[start SOURCE DATA]
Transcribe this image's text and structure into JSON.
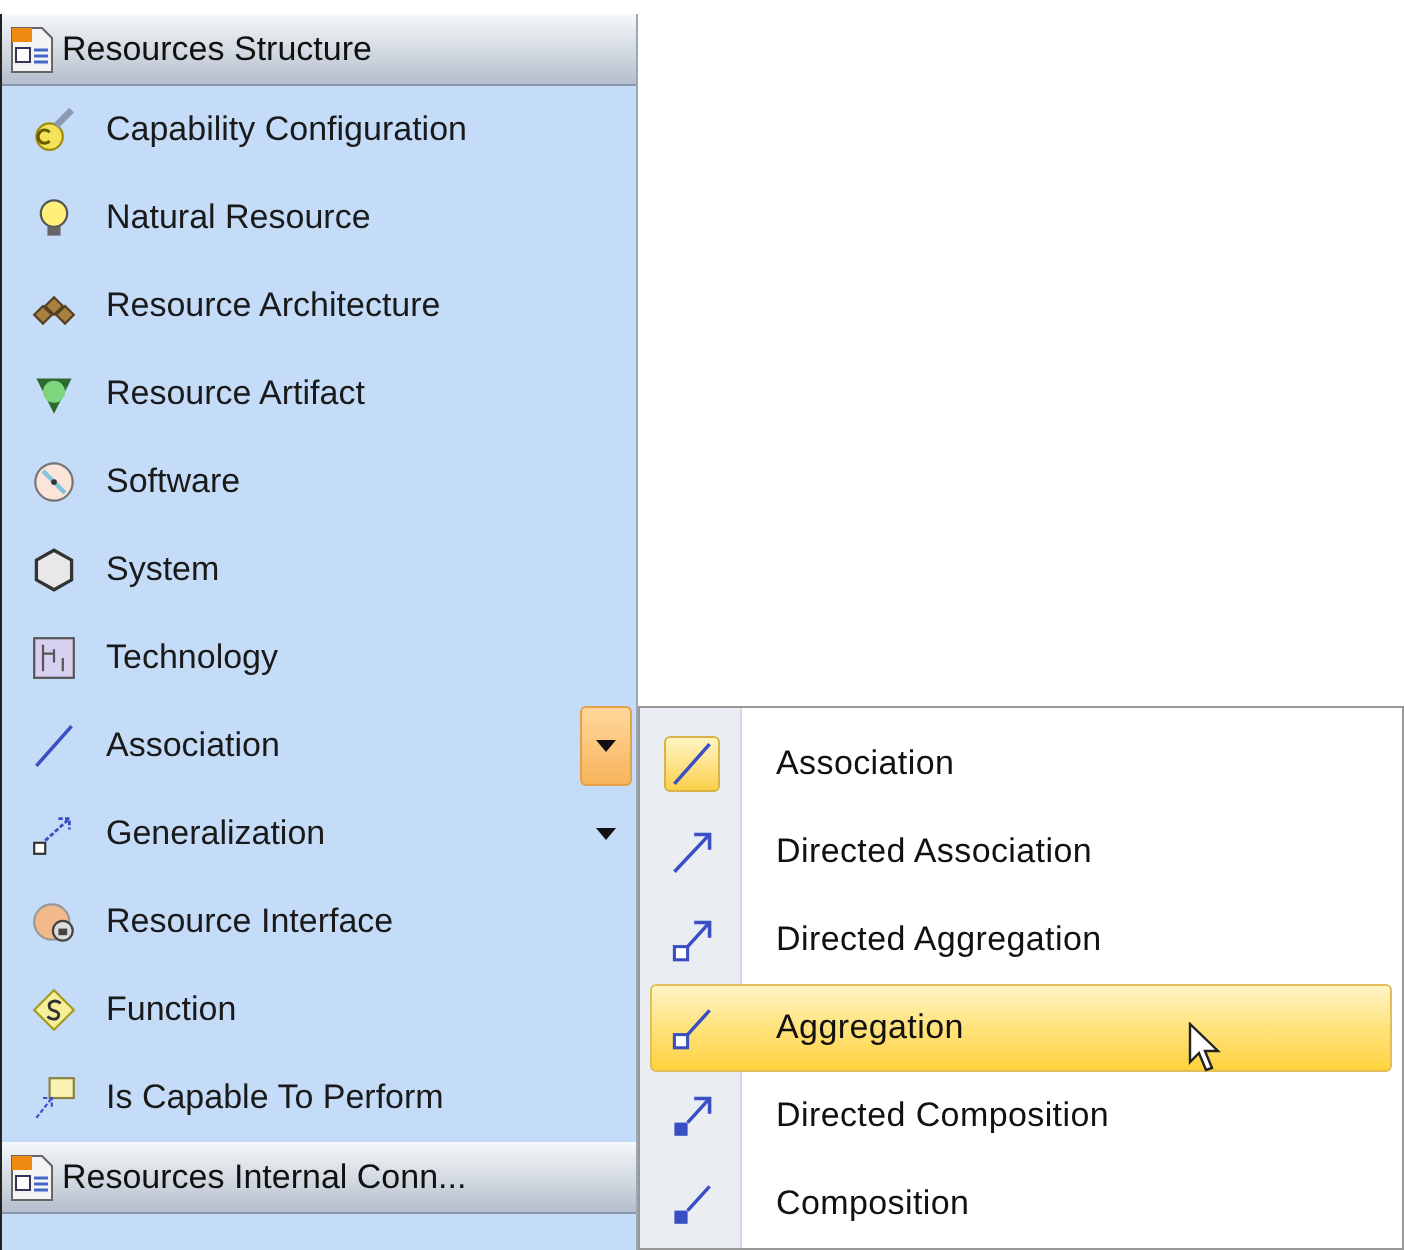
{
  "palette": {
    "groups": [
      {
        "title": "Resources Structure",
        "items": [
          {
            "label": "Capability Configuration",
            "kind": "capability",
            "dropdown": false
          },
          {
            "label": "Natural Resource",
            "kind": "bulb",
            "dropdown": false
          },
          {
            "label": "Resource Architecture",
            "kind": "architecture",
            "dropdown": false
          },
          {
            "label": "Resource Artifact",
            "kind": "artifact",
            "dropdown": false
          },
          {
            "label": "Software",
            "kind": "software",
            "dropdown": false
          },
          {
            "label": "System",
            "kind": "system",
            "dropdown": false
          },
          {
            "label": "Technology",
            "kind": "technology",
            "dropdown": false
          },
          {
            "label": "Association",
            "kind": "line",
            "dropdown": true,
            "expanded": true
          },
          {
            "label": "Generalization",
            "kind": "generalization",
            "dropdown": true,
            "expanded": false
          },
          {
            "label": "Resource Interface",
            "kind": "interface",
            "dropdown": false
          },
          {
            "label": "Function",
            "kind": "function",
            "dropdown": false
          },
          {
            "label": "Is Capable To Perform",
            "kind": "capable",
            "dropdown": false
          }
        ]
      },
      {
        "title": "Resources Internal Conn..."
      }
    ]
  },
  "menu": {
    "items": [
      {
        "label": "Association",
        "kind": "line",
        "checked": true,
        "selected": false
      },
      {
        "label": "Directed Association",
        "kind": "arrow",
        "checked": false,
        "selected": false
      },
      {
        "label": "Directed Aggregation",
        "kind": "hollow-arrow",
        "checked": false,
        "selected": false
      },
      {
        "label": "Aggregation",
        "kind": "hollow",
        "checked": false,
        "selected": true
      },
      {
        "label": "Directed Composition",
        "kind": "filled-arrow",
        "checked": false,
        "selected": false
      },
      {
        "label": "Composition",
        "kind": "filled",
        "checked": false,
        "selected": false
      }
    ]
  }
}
[end SOURCE DATA]
[start SOURCE DATA]
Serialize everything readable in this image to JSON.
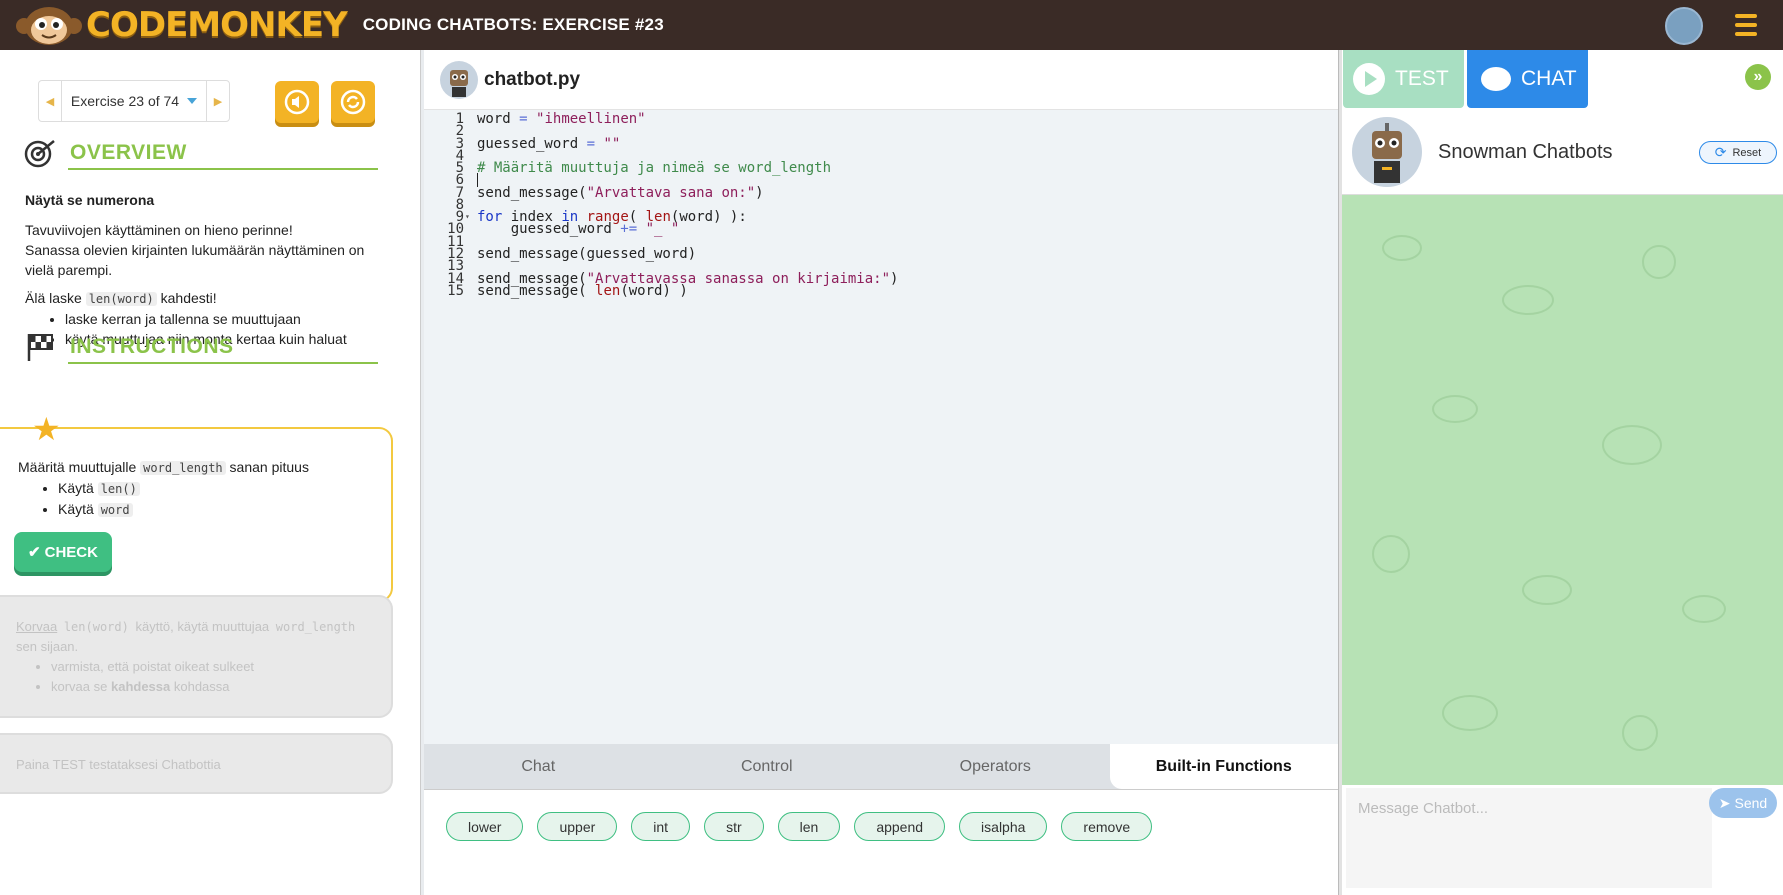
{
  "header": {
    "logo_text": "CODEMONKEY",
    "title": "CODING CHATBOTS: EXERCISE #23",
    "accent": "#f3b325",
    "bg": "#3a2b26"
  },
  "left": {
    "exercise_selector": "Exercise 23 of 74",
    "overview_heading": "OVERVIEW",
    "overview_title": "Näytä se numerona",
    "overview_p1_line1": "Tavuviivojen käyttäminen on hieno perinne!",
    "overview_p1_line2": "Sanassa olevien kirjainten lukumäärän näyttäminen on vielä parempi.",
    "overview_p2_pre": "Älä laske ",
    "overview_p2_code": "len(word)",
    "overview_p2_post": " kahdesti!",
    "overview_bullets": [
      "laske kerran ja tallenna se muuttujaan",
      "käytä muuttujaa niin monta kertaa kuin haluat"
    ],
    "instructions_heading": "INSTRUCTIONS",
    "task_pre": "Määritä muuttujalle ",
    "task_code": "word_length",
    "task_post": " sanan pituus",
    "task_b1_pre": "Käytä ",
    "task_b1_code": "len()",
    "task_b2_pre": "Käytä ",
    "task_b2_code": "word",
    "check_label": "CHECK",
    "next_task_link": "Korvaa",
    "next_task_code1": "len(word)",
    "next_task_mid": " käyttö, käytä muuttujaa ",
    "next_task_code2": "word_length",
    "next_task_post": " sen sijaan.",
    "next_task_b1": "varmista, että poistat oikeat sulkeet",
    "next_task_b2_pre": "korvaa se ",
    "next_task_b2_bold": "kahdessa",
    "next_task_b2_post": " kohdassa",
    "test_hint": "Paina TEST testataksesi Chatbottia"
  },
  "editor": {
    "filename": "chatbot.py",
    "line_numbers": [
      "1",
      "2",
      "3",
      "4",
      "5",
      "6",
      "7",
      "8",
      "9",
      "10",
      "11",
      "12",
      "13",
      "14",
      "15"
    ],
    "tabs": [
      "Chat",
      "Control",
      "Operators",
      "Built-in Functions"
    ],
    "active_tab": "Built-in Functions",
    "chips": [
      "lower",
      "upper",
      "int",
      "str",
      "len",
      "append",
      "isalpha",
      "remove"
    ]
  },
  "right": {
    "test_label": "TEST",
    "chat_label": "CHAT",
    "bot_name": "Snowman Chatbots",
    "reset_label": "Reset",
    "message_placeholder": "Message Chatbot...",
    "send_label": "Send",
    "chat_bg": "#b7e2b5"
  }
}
[end SOURCE DATA]
Filter the records down to the lines that contain the string "laske", and copy those lines.

    "overview_p2_pre": "Älä laske ",
      "laske kerran ja tallenna se muuttujaan",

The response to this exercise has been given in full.